### ENTRIES ###

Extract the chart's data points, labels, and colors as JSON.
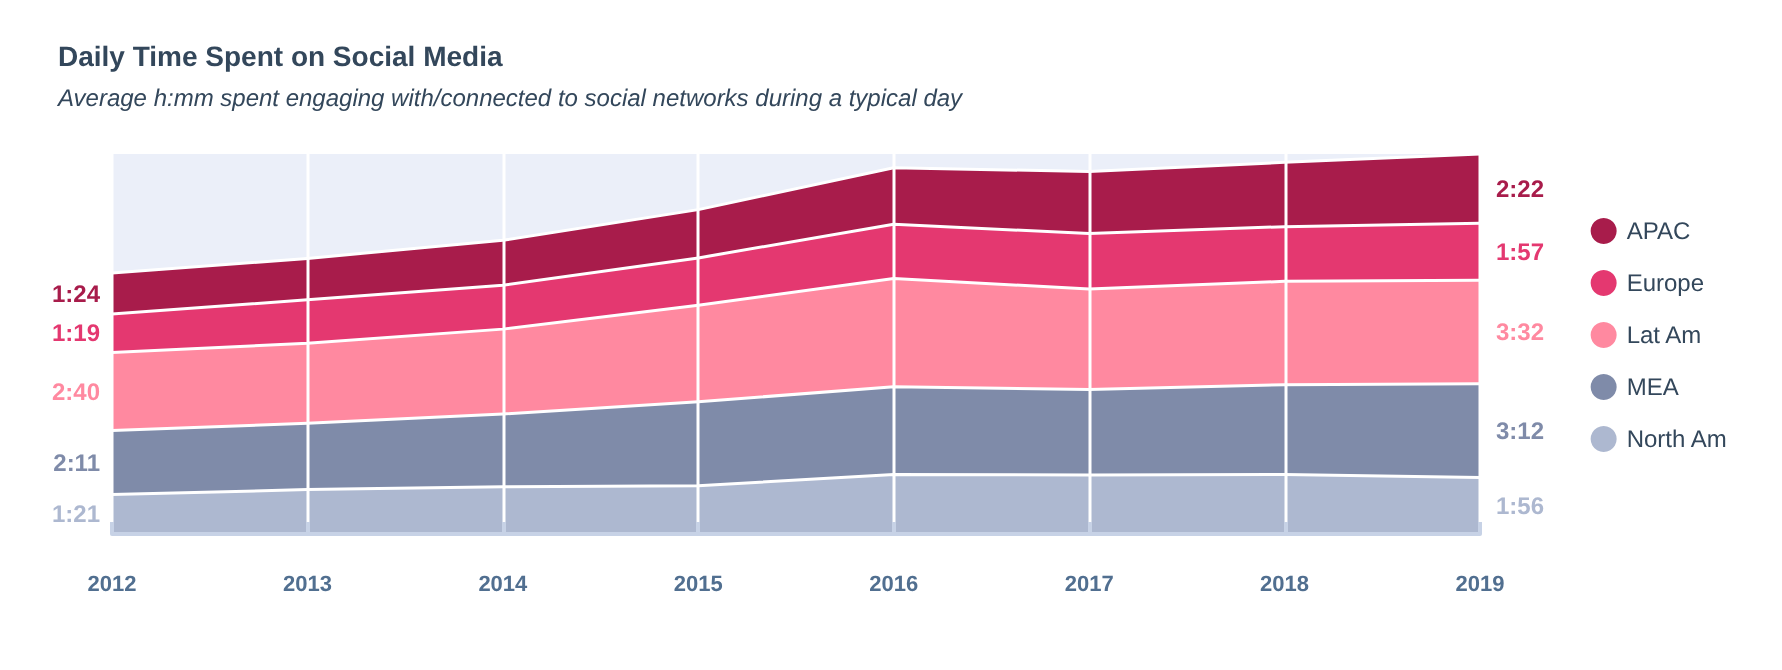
{
  "chart_data": {
    "type": "area",
    "title": "Daily Time Spent on Social Media",
    "subtitle": "Average h:mm spent engaging with/connected to social networks during a typical day",
    "stacked": true,
    "categories": [
      "2012",
      "2013",
      "2014",
      "2015",
      "2016",
      "2017",
      "2018",
      "2019"
    ],
    "series": [
      {
        "name": "North Am",
        "color": "#adb8d0",
        "values": [
          81,
          91,
          97,
          99,
          122,
          121,
          122,
          116
        ],
        "value_labels": [
          "1:21",
          null,
          null,
          null,
          null,
          null,
          null,
          "1:56"
        ]
      },
      {
        "name": "MEA",
        "color": "#7f8ba9",
        "values": [
          131,
          136,
          149,
          172,
          180,
          175,
          184,
          192
        ],
        "value_labels": [
          "2:11",
          null,
          null,
          null,
          null,
          null,
          null,
          "3:12"
        ]
      },
      {
        "name": "Lat Am",
        "color": "#ff89a0",
        "values": [
          160,
          164,
          174,
          198,
          222,
          206,
          212,
          212
        ],
        "value_labels": [
          "2:40",
          null,
          null,
          null,
          null,
          null,
          null,
          "3:32"
        ]
      },
      {
        "name": "Europe",
        "color": "#e43870",
        "values": [
          79,
          89,
          90,
          97,
          111,
          114,
          112,
          117
        ],
        "value_labels": [
          "1:19",
          null,
          null,
          null,
          null,
          null,
          null,
          "1:57"
        ]
      },
      {
        "name": "APAC",
        "color": "#a81c4b",
        "values": [
          84,
          85,
          92,
          99,
          116,
          127,
          132,
          142
        ],
        "value_labels": [
          "1:24",
          null,
          null,
          null,
          null,
          null,
          null,
          "2:22"
        ]
      }
    ],
    "grid": "x",
    "legend": "right",
    "marker": "none"
  }
}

###

[THE TASK]: Leave out all images, then reproduce the entries above exactly.

[SOLUTION FOR THIS EXERCISE]:
Extract the chart's data points, labels, and colors as JSON.
{
  "chart_data": {
    "type": "area",
    "title": "Daily Time Spent on Social Media",
    "subtitle": "Average h:mm spent engaging with/connected to social networks during a typical day",
    "stacked": true,
    "categories": [
      "2012",
      "2013",
      "2014",
      "2015",
      "2016",
      "2017",
      "2018",
      "2019"
    ],
    "series": [
      {
        "name": "North Am",
        "color": "#adb8d0",
        "values": [
          81,
          91,
          97,
          99,
          122,
          121,
          122,
          116
        ],
        "value_labels": [
          "1:21",
          null,
          null,
          null,
          null,
          null,
          null,
          "1:56"
        ]
      },
      {
        "name": "MEA",
        "color": "#7f8ba9",
        "values": [
          131,
          136,
          149,
          172,
          180,
          175,
          184,
          192
        ],
        "value_labels": [
          "2:11",
          null,
          null,
          null,
          null,
          null,
          null,
          "3:12"
        ]
      },
      {
        "name": "Lat Am",
        "color": "#ff89a0",
        "values": [
          160,
          164,
          174,
          198,
          222,
          206,
          212,
          212
        ],
        "value_labels": [
          "2:40",
          null,
          null,
          null,
          null,
          null,
          null,
          "3:32"
        ]
      },
      {
        "name": "Europe",
        "color": "#e43870",
        "values": [
          79,
          89,
          90,
          97,
          111,
          114,
          112,
          117
        ],
        "value_labels": [
          "1:19",
          null,
          null,
          null,
          null,
          null,
          null,
          "1:57"
        ]
      },
      {
        "name": "APAC",
        "color": "#a81c4b",
        "values": [
          84,
          85,
          92,
          99,
          116,
          127,
          132,
          142
        ],
        "value_labels": [
          "1:24",
          null,
          null,
          null,
          null,
          null,
          null,
          "2:22"
        ]
      }
    ],
    "grid": "x",
    "legend": "right",
    "marker": "none"
  }
}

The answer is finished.